- _CONSIGNE A_:
Répondez aux questions suivantes à partir de l'article sur Nadine Norman :
(i) Quelle œuvre de l'artiste avait déjà émoustillé Paris ?
(ii) Dans quel musée son dispositif est-il présenté ?
(iii) Par quoi le langage du désir a-t-il été vampirisé, selon l'article ?
- _CONSIGNE B_:
Prolongez l'article consacré à Nadine Norman à partir de sa dernière phrase.

- _EXTRAIT DU TEXTE_:
+-------+
Nadine Norman : Paroles, paroles… ou Lèche-vitrine
NADINE NORMAN est disponible. Et vous? Avec son dispositif présenté au Musée d’art contemporain, l’artiste canadienne, qui avait déjà émoustillé Paris avec son Call Girl, joue sur le détournement du désir par le système de consommation.
Ces jours-ci, au Musée d’art contemporain (MAC), avec Je suis disponible. Et vous?, Nadine Norman souligne comment le langage du désir a été vampirisé par nos systèmes mercantiles. Les images qui occupent les murs du Musée tiennent à la fois des affiches pour agences de rencontres, des sites pornos sur Internet, des revues pour jeunes adolescentes et des pubs de mode imprimées sur papier glacé. Dans les photos et vidéos exhibées, Norman joue, avec un faux abandon, différents rôles dans une multitude de poses. Pour reprendre une chanson bien connue, Norman semble y dire: "Je suis toutes les femmes." Elle y incarne à la fois le rôle de la dominatrice, de la salope, de la princesse, de la tigresse, de la lolita, de la muse… Un portrait très acide de l’artiste en "agace-pissette"? Qui ne livre pas la marchandise mais juste une ambiance sophistiquée et très envoûtante?
+-------+
- _ENTRÉES EXTRAITES_:
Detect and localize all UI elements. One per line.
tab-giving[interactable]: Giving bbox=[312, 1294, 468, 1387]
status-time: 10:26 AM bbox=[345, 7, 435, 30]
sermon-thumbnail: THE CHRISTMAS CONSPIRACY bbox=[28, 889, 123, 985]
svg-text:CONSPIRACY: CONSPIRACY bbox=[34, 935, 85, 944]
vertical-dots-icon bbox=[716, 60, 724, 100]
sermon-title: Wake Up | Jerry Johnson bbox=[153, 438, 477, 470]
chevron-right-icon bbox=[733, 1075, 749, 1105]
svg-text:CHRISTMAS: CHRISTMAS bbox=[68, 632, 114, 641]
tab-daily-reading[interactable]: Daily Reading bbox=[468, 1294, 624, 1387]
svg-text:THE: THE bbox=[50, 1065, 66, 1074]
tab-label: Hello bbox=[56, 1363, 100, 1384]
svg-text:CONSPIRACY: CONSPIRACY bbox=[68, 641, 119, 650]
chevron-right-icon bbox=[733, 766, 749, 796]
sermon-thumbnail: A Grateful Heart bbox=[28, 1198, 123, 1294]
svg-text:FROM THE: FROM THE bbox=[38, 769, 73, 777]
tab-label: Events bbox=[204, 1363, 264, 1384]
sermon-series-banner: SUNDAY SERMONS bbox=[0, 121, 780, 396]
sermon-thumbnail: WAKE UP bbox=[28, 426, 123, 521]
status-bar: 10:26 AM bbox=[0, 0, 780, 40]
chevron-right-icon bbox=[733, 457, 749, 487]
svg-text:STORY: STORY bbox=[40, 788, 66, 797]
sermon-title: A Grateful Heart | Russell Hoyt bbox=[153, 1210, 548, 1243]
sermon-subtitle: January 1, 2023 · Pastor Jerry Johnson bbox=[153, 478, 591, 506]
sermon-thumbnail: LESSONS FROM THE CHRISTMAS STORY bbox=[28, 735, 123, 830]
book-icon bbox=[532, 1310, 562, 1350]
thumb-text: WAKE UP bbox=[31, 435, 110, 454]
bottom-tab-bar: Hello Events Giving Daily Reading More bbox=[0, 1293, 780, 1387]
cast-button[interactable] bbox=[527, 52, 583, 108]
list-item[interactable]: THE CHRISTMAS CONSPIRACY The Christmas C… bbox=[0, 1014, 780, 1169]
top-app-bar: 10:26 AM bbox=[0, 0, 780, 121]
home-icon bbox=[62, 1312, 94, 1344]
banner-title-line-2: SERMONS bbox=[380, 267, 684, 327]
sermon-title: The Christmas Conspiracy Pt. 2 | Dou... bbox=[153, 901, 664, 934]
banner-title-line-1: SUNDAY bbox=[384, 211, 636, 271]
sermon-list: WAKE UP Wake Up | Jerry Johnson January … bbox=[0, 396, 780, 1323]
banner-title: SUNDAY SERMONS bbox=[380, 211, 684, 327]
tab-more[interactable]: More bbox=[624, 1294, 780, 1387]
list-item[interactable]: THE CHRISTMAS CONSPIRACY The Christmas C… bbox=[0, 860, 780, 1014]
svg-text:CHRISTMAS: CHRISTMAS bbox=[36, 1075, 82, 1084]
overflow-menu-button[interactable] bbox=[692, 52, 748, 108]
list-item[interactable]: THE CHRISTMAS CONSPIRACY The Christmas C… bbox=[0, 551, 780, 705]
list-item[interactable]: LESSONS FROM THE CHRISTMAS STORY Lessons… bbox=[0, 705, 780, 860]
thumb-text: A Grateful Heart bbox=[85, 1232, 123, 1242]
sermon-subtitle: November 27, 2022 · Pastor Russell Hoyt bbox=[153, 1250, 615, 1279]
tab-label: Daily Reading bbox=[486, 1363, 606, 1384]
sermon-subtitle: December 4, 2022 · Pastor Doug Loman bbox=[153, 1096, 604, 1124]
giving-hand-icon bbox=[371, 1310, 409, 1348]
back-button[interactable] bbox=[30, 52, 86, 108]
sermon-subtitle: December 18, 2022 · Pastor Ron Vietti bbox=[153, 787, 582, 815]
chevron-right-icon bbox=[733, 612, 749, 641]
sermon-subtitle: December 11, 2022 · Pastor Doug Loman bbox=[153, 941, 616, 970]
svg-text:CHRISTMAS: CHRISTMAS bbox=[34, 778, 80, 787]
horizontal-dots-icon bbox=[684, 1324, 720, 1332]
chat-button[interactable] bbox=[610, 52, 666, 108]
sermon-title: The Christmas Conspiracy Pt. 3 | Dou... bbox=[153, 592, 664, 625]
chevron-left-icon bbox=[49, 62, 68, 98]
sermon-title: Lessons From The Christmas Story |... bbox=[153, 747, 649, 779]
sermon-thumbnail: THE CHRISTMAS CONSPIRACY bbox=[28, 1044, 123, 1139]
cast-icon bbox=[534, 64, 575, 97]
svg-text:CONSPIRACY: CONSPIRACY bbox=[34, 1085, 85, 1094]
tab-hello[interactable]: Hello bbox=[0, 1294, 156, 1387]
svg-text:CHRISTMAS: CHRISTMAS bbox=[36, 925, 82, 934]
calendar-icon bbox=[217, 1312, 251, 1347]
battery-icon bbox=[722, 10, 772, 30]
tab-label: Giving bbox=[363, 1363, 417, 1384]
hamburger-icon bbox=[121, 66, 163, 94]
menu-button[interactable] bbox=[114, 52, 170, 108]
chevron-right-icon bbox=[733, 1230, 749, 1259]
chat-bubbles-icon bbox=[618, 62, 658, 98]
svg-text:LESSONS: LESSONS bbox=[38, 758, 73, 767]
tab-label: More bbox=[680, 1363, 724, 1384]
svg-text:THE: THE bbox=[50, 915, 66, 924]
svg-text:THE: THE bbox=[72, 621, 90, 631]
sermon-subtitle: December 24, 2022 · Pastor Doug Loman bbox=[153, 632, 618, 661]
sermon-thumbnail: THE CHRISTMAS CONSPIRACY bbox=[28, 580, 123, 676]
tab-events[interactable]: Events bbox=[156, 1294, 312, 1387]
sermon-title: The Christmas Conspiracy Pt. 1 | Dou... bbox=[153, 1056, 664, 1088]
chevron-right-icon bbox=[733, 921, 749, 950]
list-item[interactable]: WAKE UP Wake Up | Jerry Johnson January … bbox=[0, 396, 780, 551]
+-------+
- _RÉPONSE ATTENDUE A_:
(i) Call Girl.
(ii) Au Musée d'art contemporain (MAC).
(iii) Par nos systèmes mercantiles.

- _RÉPONSE ATTENDUE B_:
Voici une idée d’exposition bien séduisante… Mais arrive-t-elle à dépasser cette belle et très volatile sensation d’excitation propre à la séduction, ce premier élan du coeur où tout est encore possible car rien de précis ni de vraiment profond ne s’est donné?
Depuis quelques années, Nadine Norman flirte avec la notion de désir. Un portrait satirique de l’artiste en prostituée, excitant et apaisant nos sens. En 1999, avec Call Girl, présenté au Centre culturel canadien à Paris, elle créait un faux bordel où les filles ne s’offraient que par la parole. En 2001, déjà au MAC, avec Pierre, lèche ma vitre! (performance s’adressant entre autres au maire de l’époque, Pierre Bourque), elle nettoyait les fenêtres du bâtiment de la rue Sainte-Catherine avec une sensualité affectée telle qu’on en retrouve dans les lave-autos érotiques. Norman mettait en scène les jeux de séduction auxquels les artistes – en particulier ceux qui réalisent des oeuvres d’art ou interventions publiques – doivent parfois se soumettre pour plaire aux institutions moins familières avec les arts.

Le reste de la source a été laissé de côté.